Collected data:
>> Start

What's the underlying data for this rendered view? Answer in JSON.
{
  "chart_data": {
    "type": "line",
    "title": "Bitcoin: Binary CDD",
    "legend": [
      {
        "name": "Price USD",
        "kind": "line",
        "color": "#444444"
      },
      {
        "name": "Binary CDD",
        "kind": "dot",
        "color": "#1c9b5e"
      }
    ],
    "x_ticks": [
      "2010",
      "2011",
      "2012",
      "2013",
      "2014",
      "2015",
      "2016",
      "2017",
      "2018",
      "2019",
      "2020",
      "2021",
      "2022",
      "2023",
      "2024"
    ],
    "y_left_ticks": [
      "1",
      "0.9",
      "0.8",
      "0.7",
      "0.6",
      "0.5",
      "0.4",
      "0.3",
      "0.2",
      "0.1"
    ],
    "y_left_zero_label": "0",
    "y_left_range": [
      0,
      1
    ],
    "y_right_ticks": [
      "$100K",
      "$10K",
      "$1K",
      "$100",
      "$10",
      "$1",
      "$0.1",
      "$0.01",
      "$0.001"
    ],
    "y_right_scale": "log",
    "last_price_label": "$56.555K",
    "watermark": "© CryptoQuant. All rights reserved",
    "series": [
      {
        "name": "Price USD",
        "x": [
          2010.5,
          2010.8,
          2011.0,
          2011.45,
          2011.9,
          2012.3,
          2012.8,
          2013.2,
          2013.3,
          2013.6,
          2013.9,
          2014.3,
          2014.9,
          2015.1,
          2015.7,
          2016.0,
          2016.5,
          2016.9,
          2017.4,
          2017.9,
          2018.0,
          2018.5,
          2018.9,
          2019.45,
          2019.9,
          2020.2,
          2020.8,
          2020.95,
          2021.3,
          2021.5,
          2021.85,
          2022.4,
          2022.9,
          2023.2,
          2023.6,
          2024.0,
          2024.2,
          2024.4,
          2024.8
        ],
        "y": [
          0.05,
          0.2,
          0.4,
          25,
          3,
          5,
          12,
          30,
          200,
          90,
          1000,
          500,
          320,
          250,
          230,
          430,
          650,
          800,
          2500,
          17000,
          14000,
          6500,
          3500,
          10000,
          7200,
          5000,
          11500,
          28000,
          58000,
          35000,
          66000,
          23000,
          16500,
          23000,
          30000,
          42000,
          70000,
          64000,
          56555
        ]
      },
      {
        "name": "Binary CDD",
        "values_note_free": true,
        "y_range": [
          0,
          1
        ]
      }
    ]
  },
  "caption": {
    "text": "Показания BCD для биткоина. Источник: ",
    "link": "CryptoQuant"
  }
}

>> End

▶ EXERCISE
The listing above must be transcribed exactly, line by line.

▶ FINISHED TASK
What's the underlying data for this rendered view? Answer in JSON.
{
  "chart_data": {
    "type": "line",
    "title": "Bitcoin: Binary CDD",
    "legend": [
      {
        "name": "Price USD",
        "kind": "line",
        "color": "#444444"
      },
      {
        "name": "Binary CDD",
        "kind": "dot",
        "color": "#1c9b5e"
      }
    ],
    "x_ticks": [
      "2010",
      "2011",
      "2012",
      "2013",
      "2014",
      "2015",
      "2016",
      "2017",
      "2018",
      "2019",
      "2020",
      "2021",
      "2022",
      "2023",
      "2024"
    ],
    "y_left_ticks": [
      "1",
      "0.9",
      "0.8",
      "0.7",
      "0.6",
      "0.5",
      "0.4",
      "0.3",
      "0.2",
      "0.1"
    ],
    "y_left_zero_label": "0",
    "y_left_range": [
      0,
      1
    ],
    "y_right_ticks": [
      "$100K",
      "$10K",
      "$1K",
      "$100",
      "$10",
      "$1",
      "$0.1",
      "$0.01",
      "$0.001"
    ],
    "y_right_scale": "log",
    "last_price_label": "$56.555K",
    "watermark": "© CryptoQuant. All rights reserved",
    "series": [
      {
        "name": "Price USD",
        "x": [
          2010.5,
          2010.8,
          2011.0,
          2011.45,
          2011.9,
          2012.3,
          2012.8,
          2013.2,
          2013.3,
          2013.6,
          2013.9,
          2014.3,
          2014.9,
          2015.1,
          2015.7,
          2016.0,
          2016.5,
          2016.9,
          2017.4,
          2017.9,
          2018.0,
          2018.5,
          2018.9,
          2019.45,
          2019.9,
          2020.2,
          2020.8,
          2020.95,
          2021.3,
          2021.5,
          2021.85,
          2022.4,
          2022.9,
          2023.2,
          2023.6,
          2024.0,
          2024.2,
          2024.4,
          2024.8
        ],
        "y": [
          0.05,
          0.2,
          0.4,
          25,
          3,
          5,
          12,
          30,
          200,
          90,
          1000,
          500,
          320,
          250,
          230,
          430,
          650,
          800,
          2500,
          17000,
          14000,
          6500,
          3500,
          10000,
          7200,
          5000,
          11500,
          28000,
          58000,
          35000,
          66000,
          23000,
          16500,
          23000,
          30000,
          42000,
          70000,
          64000,
          56555
        ]
      },
      {
        "name": "Binary CDD",
        "values_note_free": true,
        "y_range": [
          0,
          1
        ]
      }
    ]
  },
  "caption": {
    "text": "Показания BCD для биткоина. Источник: ",
    "link": "CryptoQuant"
  }
}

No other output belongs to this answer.